[Data items]
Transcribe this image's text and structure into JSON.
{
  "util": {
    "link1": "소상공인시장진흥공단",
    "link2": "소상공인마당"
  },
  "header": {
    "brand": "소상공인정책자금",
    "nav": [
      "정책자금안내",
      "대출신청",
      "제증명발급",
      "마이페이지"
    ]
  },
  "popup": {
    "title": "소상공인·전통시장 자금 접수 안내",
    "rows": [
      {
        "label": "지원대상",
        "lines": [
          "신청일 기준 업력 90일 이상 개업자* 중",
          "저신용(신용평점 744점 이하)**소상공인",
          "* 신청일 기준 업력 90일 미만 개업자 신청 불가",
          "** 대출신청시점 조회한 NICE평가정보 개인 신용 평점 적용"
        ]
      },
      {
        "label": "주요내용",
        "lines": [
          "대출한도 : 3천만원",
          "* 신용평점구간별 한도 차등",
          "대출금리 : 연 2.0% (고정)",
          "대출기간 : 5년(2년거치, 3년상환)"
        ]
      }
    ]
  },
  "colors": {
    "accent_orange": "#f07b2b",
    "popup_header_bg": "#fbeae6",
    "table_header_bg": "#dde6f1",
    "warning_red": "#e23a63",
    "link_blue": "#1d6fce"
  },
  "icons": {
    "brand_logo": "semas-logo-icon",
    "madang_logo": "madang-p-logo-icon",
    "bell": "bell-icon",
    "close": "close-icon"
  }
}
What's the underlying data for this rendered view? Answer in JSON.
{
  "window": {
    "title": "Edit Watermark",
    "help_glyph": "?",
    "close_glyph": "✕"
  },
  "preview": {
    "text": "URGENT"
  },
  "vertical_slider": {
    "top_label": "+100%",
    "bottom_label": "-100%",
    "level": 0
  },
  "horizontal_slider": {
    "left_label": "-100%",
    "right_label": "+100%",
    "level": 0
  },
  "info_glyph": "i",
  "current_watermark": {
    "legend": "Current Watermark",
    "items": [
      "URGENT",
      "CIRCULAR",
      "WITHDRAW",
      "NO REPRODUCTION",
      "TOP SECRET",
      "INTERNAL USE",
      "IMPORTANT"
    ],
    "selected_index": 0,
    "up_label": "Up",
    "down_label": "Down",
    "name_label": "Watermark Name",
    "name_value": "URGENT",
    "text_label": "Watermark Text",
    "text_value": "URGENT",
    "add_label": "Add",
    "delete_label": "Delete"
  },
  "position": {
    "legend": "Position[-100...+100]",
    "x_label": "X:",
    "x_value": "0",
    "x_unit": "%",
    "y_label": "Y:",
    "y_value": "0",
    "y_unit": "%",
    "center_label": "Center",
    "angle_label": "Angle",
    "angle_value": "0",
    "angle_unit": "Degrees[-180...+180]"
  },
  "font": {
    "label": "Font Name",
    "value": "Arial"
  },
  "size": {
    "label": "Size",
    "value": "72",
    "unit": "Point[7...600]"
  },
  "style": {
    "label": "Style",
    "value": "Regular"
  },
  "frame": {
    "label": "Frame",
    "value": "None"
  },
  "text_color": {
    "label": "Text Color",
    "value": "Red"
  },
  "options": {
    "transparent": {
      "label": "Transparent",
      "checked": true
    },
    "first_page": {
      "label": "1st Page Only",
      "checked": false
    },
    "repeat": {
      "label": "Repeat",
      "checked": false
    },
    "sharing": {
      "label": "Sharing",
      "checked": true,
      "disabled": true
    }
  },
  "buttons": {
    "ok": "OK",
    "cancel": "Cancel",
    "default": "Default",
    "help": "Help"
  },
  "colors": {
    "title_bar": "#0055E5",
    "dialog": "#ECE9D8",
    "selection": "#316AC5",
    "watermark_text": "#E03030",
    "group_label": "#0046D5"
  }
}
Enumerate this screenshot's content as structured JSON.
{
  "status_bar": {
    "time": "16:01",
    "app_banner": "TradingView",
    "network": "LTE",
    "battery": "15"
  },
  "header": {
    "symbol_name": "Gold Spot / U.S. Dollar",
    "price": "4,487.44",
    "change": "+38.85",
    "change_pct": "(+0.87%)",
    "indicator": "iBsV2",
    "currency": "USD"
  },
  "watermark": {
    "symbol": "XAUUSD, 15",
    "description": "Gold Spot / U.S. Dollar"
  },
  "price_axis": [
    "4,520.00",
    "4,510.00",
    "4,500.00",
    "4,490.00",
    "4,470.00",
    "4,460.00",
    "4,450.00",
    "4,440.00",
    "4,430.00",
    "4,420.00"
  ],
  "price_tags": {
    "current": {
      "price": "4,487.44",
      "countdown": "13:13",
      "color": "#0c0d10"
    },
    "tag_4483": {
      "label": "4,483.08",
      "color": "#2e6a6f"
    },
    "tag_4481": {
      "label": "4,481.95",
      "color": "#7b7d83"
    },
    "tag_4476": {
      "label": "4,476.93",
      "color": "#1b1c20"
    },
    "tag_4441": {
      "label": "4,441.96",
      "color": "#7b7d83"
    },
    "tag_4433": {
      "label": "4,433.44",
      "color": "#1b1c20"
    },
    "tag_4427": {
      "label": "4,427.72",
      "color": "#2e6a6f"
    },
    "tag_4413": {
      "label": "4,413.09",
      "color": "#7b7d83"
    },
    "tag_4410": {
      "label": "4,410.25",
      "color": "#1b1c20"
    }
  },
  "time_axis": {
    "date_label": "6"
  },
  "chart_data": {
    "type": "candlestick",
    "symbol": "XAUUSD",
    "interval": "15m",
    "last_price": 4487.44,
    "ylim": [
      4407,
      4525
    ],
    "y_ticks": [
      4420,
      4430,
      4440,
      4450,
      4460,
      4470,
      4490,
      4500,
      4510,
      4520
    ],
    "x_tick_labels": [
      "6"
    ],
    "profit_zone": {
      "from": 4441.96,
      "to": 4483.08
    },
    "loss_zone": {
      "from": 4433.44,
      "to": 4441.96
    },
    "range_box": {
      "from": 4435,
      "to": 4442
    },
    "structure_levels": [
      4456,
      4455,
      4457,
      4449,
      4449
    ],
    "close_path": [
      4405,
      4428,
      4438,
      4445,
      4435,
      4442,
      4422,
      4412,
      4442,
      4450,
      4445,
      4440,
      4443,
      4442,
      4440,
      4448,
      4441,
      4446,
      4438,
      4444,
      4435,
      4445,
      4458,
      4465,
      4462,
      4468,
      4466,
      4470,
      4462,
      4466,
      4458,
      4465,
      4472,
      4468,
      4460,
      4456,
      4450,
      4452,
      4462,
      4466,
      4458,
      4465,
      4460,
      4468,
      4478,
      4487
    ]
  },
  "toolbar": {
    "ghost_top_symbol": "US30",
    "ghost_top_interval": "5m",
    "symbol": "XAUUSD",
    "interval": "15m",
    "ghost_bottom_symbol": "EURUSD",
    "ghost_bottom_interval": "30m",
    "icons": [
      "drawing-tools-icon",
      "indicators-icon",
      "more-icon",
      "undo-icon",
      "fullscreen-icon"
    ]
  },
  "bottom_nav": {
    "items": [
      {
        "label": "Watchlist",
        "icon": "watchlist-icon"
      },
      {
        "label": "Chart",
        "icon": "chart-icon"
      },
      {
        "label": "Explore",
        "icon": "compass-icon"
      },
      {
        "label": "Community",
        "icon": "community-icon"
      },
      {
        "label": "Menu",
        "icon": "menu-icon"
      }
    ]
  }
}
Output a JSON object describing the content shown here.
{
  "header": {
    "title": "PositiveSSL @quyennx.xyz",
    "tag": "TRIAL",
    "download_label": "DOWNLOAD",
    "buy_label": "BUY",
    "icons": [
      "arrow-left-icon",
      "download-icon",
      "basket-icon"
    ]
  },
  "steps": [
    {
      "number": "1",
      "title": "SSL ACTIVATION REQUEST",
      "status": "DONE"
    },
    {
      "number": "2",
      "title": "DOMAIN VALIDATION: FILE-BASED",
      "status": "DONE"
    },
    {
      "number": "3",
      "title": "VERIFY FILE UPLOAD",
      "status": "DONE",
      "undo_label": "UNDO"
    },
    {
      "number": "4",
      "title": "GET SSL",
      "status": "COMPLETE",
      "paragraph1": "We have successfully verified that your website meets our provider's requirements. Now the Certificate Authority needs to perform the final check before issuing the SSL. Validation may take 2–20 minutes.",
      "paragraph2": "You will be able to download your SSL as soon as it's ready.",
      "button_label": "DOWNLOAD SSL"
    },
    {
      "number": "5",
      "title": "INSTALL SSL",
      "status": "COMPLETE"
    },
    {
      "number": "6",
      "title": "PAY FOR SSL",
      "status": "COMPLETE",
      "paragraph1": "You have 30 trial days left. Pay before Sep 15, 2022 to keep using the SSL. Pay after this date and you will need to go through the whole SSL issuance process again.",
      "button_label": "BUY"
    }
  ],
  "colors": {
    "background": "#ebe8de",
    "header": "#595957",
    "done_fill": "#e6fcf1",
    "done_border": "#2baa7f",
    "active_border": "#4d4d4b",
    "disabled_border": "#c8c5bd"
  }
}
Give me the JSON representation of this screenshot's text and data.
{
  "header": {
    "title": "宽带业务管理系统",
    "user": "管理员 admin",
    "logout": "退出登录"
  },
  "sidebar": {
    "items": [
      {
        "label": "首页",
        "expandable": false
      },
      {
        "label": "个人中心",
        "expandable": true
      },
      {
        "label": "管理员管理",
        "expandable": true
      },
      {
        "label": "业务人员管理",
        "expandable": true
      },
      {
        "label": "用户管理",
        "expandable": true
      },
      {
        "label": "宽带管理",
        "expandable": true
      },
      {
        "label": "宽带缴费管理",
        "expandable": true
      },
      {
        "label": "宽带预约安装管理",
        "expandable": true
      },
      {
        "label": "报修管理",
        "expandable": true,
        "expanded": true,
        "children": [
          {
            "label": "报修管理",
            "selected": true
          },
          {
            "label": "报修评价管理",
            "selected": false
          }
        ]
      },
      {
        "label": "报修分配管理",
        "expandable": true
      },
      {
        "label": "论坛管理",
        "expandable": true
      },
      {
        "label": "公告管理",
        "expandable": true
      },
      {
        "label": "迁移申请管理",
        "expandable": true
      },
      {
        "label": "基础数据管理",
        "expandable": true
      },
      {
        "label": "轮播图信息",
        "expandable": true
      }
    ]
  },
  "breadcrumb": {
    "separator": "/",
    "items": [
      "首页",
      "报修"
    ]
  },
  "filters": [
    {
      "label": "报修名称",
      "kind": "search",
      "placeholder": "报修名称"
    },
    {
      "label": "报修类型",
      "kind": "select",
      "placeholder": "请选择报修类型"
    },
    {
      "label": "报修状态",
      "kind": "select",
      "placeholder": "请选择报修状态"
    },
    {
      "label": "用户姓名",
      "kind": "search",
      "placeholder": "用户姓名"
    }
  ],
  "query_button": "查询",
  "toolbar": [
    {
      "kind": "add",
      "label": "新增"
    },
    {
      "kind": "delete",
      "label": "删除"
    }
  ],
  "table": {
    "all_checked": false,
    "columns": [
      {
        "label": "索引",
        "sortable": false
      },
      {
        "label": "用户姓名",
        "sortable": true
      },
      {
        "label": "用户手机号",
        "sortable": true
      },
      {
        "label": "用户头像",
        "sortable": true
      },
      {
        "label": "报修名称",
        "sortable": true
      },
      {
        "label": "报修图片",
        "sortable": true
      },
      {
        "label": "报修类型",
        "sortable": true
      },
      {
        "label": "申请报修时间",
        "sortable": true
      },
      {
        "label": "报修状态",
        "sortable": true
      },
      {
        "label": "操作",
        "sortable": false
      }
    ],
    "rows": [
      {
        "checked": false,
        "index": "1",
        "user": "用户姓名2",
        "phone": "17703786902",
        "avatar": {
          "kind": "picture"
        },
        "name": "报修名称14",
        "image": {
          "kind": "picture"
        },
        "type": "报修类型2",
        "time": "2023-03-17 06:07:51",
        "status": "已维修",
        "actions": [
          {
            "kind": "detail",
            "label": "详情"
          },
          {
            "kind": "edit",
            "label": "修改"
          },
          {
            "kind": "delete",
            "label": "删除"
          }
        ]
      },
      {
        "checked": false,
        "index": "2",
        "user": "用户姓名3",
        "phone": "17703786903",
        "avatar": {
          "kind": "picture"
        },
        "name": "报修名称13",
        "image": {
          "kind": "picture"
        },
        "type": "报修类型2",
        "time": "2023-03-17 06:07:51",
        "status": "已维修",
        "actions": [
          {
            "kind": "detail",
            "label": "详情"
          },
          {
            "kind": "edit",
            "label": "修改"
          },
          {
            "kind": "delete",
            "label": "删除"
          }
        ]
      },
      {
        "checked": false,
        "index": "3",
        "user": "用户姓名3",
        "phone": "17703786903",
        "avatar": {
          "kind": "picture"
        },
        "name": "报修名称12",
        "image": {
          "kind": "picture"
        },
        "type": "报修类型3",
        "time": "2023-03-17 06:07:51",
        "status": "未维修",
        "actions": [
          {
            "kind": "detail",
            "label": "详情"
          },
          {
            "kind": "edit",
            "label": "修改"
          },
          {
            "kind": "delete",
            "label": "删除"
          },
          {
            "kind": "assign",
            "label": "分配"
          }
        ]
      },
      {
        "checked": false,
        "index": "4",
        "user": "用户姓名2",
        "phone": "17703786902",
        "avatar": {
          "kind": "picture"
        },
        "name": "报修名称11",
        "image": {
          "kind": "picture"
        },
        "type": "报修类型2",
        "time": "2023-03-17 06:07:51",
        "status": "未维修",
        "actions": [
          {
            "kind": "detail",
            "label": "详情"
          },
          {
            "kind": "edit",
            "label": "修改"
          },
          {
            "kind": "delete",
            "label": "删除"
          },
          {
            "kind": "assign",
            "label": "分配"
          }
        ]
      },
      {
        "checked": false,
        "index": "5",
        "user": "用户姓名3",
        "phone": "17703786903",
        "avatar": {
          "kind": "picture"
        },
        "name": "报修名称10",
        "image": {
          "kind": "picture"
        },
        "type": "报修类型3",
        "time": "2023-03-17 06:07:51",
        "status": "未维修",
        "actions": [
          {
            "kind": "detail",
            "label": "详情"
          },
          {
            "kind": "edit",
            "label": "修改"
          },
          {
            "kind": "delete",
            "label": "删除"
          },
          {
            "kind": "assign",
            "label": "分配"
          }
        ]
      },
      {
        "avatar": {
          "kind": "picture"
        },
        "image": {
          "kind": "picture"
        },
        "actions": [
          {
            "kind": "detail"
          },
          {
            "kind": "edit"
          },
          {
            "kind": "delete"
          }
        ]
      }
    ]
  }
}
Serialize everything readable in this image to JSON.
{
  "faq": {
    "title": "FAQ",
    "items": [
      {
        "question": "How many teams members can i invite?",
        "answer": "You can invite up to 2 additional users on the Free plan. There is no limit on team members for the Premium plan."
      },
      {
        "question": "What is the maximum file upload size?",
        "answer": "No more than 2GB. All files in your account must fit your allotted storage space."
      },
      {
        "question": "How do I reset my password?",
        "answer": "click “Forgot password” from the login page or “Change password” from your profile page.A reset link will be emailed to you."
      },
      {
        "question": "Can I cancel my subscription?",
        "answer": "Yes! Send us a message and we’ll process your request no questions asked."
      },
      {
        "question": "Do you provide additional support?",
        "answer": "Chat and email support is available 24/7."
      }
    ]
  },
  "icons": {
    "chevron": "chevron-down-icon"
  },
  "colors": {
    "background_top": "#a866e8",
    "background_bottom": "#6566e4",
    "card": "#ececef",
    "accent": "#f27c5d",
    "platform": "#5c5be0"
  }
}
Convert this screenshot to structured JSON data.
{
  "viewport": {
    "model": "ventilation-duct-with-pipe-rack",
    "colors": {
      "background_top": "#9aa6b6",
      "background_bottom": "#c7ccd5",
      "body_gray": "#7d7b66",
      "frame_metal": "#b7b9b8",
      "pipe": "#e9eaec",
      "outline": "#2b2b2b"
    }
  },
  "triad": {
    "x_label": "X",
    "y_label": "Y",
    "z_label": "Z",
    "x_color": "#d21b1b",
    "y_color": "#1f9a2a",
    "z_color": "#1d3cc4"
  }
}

__OBJECTIVE__
Go through the records above and copy every line with the word "number".

__THE RESULT__
      "number": "1",
      "number": "2",
      "number": "3",
      "number": "4",
      "number": "5",
      "number": "6",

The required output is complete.